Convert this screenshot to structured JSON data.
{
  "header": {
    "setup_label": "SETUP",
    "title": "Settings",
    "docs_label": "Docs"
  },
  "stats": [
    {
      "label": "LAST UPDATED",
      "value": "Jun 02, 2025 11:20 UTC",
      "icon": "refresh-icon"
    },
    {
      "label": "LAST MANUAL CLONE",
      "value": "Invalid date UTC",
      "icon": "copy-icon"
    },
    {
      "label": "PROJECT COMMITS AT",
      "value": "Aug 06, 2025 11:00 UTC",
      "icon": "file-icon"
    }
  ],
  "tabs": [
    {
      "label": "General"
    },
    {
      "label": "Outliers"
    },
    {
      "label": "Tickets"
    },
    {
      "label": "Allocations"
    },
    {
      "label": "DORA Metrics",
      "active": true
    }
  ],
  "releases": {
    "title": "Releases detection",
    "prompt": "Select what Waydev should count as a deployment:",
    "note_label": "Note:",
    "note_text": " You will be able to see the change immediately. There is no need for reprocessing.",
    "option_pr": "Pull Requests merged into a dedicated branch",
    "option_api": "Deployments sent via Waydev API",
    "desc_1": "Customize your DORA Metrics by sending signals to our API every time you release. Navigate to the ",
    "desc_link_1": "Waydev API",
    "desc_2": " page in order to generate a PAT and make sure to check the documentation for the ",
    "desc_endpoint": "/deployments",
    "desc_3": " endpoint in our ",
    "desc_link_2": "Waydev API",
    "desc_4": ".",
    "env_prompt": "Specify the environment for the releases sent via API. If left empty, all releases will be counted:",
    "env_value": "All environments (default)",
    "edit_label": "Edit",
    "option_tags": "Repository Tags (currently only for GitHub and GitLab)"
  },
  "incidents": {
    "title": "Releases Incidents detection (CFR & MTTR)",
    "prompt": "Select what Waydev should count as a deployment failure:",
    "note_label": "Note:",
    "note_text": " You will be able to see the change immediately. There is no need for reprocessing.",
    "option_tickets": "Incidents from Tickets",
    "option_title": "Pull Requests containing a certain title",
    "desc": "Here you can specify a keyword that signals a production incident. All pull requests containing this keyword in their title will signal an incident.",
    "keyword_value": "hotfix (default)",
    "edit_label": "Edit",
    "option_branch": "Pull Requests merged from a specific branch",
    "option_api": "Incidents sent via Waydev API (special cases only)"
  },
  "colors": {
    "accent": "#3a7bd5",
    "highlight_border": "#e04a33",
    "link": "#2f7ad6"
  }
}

• WHAT THE TASK ASKS
Find the string "this" in the records, then copy each line where it occurs.

• RESPONSE TO THE EXERCISE
Convert this screenshot to structured JSON data.
    "desc": "Here you can specify a keyword that signals a production incident. All pull requests containing this keyword in their title will signal an incident.",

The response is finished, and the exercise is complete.